▸ **GIVEN INSTRUCTION**: Copy out the listing that follows exactly, dropping every picture.

[Data records]

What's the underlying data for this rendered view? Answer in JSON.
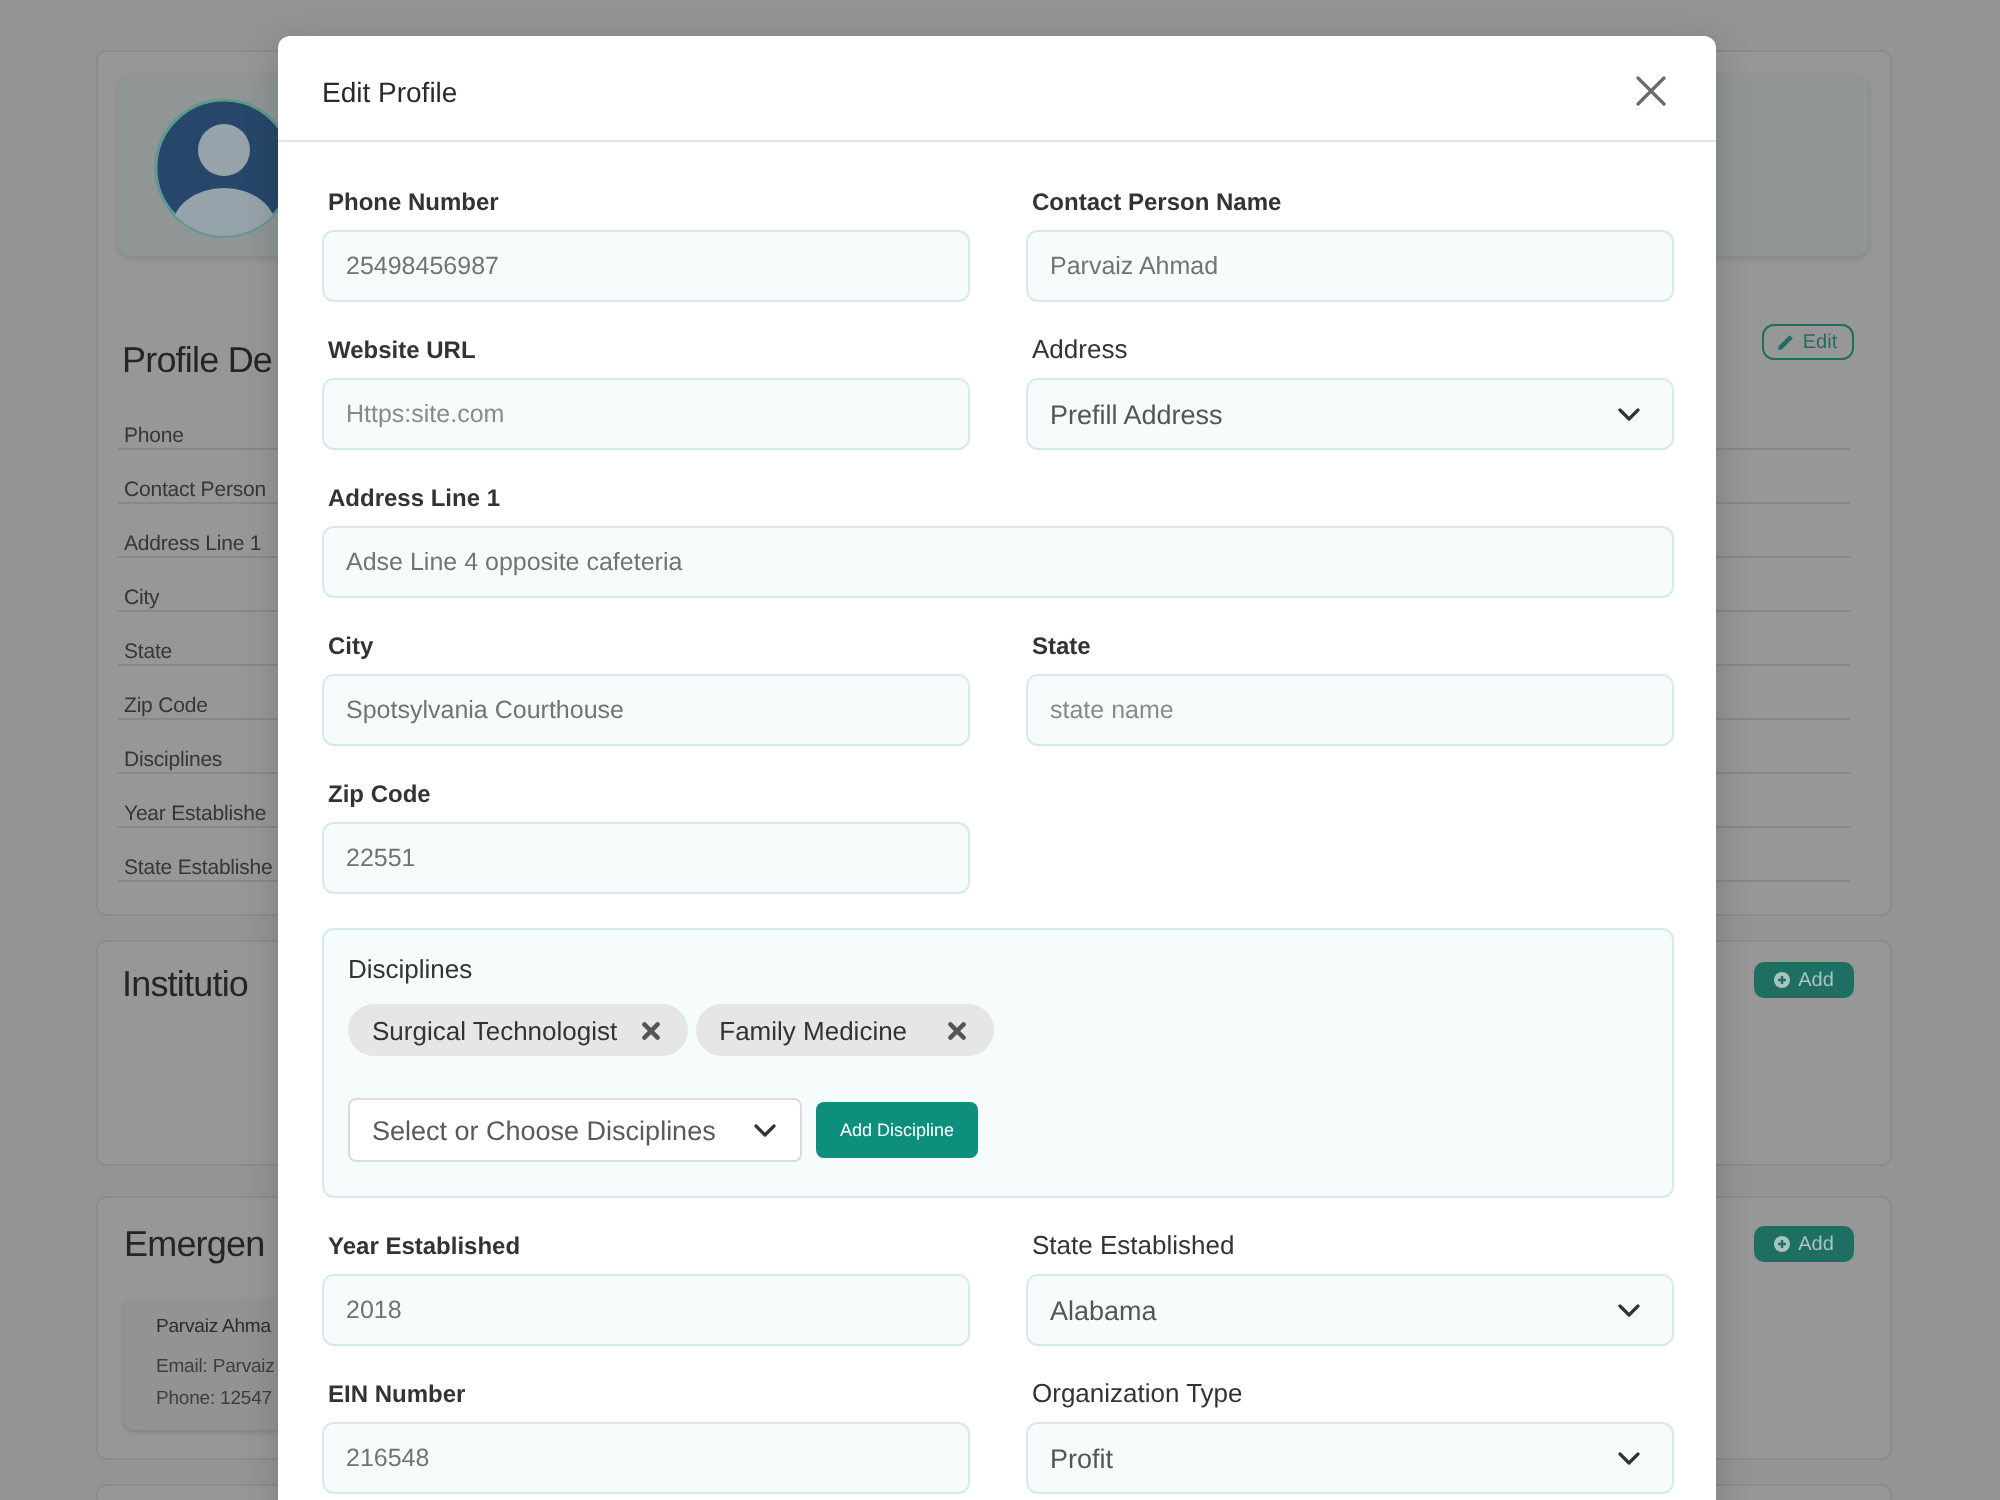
{
  "background_page": {
    "profile_card": {
      "title": "Profile De",
      "edit_button": "Edit",
      "rows": [
        "Phone",
        "Contact Person",
        "Address Line 1",
        "City",
        "State",
        "Zip Code",
        "Disciplines",
        "Year Establishe",
        "State Establishe"
      ]
    },
    "institution_card": {
      "title": "Institutio",
      "add_button": "Add"
    },
    "emergency_card": {
      "title": "Emergen",
      "add_button": "Add",
      "contact": {
        "name": "Parvaiz Ahma",
        "email": "Email: Parvaiz",
        "phone": "Phone: 12547"
      }
    }
  },
  "modal": {
    "title": "Edit Profile",
    "sections": [
      {
        "kind": "pair",
        "fields": [
          {
            "kind": "input",
            "label": "Phone Number",
            "value": "25498456987"
          },
          {
            "kind": "input",
            "label": "Contact Person Name",
            "value": "Parvaiz Ahmad"
          }
        ]
      },
      {
        "kind": "pair",
        "fields": [
          {
            "kind": "input",
            "label": "Website URL",
            "placeholder": "Https:site.com"
          },
          {
            "kind": "select",
            "label": "Address",
            "value": "Prefill Address"
          }
        ]
      },
      {
        "kind": "wide",
        "fields": [
          {
            "kind": "input",
            "label": "Address Line 1",
            "value": "Adse Line 4 opposite cafeteria"
          }
        ]
      },
      {
        "kind": "pair",
        "fields": [
          {
            "kind": "input",
            "label": "City",
            "value": "Spotsylvania Courthouse"
          },
          {
            "kind": "input",
            "label": "State",
            "placeholder": "state name"
          }
        ]
      },
      {
        "kind": "pair",
        "fields": [
          {
            "kind": "input",
            "label": "Zip Code",
            "value": "22551"
          }
        ]
      },
      {
        "kind": "disciplines",
        "label": "Disciplines",
        "chips": [
          "Surgical Technologist",
          "Family Medicine"
        ],
        "placeholder": "Select or Choose Disciplines",
        "button": "Add Discipline"
      },
      {
        "kind": "pair",
        "fields": [
          {
            "kind": "input",
            "label": "Year Established",
            "value": "2018"
          },
          {
            "kind": "select",
            "label": "State Established",
            "value": "Alabama"
          }
        ]
      },
      {
        "kind": "pair",
        "fields": [
          {
            "kind": "input",
            "label": "EIN Number",
            "value": "216548"
          },
          {
            "kind": "select",
            "label": "Organization Type",
            "value": "Profit"
          }
        ]
      }
    ]
  }
}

▸ **WRITTEN SOLUTION**:
What's the underlying data for this rendered view? Answer in JSON.
{
  "background_page": {
    "profile_card": {
      "title": "Profile De",
      "edit_button": "Edit",
      "rows": [
        "Phone",
        "Contact Person",
        "Address Line 1",
        "City",
        "State",
        "Zip Code",
        "Disciplines",
        "Year Establishe",
        "State Establishe"
      ]
    },
    "institution_card": {
      "title": "Institutio",
      "add_button": "Add"
    },
    "emergency_card": {
      "title": "Emergen",
      "add_button": "Add",
      "contact": {
        "name": "Parvaiz Ahma",
        "email": "Email: Parvaiz",
        "phone": "Phone: 12547"
      }
    }
  },
  "modal": {
    "title": "Edit Profile",
    "sections": [
      {
        "kind": "pair",
        "fields": [
          {
            "kind": "input",
            "label": "Phone Number",
            "value": "25498456987"
          },
          {
            "kind": "input",
            "label": "Contact Person Name",
            "value": "Parvaiz Ahmad"
          }
        ]
      },
      {
        "kind": "pair",
        "fields": [
          {
            "kind": "input",
            "label": "Website URL",
            "placeholder": "Https:site.com"
          },
          {
            "kind": "select",
            "label": "Address",
            "value": "Prefill Address"
          }
        ]
      },
      {
        "kind": "wide",
        "fields": [
          {
            "kind": "input",
            "label": "Address Line 1",
            "value": "Adse Line 4 opposite cafeteria"
          }
        ]
      },
      {
        "kind": "pair",
        "fields": [
          {
            "kind": "input",
            "label": "City",
            "value": "Spotsylvania Courthouse"
          },
          {
            "kind": "input",
            "label": "State",
            "placeholder": "state name"
          }
        ]
      },
      {
        "kind": "pair",
        "fields": [
          {
            "kind": "input",
            "label": "Zip Code",
            "value": "22551"
          }
        ]
      },
      {
        "kind": "disciplines",
        "label": "Disciplines",
        "chips": [
          "Surgical Technologist",
          "Family Medicine"
        ],
        "placeholder": "Select or Choose Disciplines",
        "button": "Add Discipline"
      },
      {
        "kind": "pair",
        "fields": [
          {
            "kind": "input",
            "label": "Year Established",
            "value": "2018"
          },
          {
            "kind": "select",
            "label": "State Established",
            "value": "Alabama"
          }
        ]
      },
      {
        "kind": "pair",
        "fields": [
          {
            "kind": "input",
            "label": "EIN Number",
            "value": "216548"
          },
          {
            "kind": "select",
            "label": "Organization Type",
            "value": "Profit"
          }
        ]
      }
    ]
  }
}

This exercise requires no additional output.